* Exercise instructions *
Each line containing the word "Replicate" must be reported.

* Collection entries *
** begin **

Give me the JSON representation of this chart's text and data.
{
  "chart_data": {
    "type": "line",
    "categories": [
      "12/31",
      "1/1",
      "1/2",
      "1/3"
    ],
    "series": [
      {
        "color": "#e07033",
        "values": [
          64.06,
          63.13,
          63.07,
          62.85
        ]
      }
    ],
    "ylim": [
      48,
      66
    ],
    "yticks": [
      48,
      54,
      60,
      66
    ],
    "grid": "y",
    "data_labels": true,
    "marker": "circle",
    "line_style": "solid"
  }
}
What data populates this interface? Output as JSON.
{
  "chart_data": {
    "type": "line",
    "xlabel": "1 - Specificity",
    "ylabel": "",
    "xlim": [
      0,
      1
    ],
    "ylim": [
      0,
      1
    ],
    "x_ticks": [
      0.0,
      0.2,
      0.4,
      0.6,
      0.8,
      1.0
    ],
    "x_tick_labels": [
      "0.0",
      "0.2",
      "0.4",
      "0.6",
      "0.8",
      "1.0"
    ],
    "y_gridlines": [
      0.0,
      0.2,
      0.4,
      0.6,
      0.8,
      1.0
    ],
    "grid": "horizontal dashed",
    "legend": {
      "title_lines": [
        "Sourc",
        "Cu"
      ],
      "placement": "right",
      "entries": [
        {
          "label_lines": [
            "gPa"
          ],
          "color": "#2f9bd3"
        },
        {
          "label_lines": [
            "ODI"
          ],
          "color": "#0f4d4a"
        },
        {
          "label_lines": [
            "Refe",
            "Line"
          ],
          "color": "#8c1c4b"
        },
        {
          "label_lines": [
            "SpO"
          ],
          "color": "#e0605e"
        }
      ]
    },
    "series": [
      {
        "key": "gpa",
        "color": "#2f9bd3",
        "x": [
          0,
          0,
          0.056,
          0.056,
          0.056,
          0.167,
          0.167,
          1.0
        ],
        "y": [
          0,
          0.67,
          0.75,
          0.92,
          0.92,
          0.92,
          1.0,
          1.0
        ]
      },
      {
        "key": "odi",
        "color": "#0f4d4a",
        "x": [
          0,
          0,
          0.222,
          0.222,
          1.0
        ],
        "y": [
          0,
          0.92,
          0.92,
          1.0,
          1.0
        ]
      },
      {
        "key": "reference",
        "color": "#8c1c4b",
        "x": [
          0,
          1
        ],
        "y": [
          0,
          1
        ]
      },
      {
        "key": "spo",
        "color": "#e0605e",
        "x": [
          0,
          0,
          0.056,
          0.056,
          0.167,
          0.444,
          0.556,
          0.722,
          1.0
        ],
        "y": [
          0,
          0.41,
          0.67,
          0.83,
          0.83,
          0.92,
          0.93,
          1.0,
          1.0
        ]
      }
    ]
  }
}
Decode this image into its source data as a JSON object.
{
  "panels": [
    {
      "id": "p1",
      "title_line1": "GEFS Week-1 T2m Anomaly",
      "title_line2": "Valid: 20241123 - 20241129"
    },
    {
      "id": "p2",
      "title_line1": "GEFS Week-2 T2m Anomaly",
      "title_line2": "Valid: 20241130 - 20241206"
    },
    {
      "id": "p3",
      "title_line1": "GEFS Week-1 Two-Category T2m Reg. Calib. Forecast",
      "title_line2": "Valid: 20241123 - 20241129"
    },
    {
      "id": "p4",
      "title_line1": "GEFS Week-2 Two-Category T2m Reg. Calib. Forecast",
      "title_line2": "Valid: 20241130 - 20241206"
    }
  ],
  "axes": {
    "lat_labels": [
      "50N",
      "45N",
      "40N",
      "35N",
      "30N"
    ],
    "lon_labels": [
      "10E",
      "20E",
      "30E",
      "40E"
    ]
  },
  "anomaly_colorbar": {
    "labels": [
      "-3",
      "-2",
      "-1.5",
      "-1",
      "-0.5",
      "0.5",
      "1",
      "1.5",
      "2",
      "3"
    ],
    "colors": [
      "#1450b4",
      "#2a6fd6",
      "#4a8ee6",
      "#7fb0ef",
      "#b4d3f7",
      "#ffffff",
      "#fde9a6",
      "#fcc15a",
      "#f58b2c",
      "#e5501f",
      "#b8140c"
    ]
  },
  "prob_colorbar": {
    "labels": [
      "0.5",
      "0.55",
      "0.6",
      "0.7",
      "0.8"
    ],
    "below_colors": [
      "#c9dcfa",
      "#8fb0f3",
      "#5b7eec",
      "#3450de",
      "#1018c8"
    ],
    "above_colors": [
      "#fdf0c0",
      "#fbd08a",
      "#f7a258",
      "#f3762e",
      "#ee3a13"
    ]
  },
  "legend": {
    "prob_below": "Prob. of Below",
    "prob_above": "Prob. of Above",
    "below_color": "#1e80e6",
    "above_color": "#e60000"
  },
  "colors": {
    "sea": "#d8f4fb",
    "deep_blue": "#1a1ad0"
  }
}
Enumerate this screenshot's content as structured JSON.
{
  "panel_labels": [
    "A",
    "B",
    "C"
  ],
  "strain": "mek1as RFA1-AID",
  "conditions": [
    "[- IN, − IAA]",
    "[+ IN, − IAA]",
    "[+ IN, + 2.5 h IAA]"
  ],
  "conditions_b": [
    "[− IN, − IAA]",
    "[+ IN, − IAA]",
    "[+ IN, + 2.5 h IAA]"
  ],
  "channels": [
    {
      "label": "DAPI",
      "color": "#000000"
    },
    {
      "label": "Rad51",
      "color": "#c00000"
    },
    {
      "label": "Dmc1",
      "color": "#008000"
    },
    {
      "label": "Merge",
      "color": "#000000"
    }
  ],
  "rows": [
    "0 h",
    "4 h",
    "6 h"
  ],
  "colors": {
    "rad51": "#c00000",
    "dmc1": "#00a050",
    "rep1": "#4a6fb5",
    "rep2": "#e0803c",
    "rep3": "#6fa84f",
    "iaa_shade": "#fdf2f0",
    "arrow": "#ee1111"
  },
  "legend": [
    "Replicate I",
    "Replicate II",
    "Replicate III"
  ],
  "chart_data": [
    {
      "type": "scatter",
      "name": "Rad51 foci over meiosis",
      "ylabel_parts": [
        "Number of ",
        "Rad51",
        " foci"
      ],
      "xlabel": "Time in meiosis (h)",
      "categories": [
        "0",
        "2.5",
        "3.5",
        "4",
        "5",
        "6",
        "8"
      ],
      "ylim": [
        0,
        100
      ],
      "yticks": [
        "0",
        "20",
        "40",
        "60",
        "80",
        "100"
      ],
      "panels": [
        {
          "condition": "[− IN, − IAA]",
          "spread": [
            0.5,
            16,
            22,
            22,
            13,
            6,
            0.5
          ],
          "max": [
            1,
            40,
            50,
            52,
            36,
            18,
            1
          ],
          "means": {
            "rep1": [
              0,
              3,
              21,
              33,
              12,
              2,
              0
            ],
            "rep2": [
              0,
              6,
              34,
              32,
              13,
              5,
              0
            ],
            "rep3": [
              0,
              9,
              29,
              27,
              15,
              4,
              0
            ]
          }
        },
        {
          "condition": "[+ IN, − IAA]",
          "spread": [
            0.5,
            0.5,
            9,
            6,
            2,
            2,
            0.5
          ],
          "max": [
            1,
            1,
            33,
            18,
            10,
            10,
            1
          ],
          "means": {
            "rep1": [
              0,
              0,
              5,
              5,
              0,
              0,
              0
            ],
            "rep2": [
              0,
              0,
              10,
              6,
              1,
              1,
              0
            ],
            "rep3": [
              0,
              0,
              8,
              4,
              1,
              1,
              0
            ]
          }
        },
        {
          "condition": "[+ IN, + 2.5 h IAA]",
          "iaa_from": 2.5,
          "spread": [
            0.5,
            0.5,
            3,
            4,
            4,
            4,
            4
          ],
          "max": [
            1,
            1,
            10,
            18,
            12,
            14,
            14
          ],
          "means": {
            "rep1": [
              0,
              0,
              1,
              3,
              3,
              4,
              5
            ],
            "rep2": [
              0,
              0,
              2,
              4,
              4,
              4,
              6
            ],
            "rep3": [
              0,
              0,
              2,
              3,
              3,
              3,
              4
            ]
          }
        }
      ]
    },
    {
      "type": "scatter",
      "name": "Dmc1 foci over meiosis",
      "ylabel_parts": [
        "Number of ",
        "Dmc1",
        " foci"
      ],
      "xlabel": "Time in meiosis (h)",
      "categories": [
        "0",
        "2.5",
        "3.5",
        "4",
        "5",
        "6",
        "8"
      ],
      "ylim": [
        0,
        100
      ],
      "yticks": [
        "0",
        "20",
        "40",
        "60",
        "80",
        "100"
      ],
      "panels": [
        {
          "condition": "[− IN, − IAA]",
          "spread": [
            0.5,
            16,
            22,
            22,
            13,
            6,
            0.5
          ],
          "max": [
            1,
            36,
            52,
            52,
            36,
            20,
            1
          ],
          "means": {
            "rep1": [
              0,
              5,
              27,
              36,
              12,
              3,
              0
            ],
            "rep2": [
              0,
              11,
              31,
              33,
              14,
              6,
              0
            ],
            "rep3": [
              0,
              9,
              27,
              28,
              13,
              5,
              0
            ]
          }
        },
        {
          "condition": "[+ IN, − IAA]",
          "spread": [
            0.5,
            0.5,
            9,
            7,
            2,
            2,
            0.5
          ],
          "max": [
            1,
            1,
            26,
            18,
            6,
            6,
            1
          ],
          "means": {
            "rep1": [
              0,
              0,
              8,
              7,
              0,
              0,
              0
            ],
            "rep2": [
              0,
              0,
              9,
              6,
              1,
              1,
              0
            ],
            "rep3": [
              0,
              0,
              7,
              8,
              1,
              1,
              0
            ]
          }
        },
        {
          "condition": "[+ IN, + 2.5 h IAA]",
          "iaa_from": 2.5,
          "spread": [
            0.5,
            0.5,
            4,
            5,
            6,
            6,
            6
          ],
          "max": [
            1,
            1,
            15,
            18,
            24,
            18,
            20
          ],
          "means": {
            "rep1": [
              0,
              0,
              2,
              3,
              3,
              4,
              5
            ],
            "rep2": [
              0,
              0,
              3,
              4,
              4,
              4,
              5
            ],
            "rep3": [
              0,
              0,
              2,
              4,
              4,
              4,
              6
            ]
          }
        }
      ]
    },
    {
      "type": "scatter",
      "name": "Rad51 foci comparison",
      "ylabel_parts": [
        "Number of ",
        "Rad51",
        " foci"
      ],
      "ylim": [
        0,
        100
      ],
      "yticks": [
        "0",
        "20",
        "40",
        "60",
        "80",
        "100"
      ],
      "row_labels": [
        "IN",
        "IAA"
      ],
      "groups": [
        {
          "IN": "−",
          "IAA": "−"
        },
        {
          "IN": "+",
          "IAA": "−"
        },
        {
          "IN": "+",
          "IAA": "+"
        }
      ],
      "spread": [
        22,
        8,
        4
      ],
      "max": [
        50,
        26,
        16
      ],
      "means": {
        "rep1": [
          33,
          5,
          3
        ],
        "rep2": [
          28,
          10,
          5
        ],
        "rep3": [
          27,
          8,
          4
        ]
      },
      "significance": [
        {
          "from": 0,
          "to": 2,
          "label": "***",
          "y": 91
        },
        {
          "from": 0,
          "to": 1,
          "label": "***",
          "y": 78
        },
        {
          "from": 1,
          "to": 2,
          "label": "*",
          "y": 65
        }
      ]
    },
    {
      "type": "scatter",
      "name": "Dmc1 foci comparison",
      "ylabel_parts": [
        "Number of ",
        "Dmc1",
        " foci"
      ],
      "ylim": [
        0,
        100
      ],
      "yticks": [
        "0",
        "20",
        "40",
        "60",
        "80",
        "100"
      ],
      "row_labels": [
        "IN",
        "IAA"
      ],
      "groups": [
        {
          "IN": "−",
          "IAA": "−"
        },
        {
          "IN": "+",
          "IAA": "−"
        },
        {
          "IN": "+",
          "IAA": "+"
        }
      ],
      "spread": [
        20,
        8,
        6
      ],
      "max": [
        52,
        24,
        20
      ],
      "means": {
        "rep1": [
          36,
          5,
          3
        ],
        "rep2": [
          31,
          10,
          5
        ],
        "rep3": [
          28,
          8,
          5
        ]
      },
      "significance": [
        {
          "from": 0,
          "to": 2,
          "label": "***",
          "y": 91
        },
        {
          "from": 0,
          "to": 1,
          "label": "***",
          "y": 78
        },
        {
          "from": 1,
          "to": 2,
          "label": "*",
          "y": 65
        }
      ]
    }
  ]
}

** end **

* Task result *
    "Replicate I",
    "Replicate II",
    "Replicate III"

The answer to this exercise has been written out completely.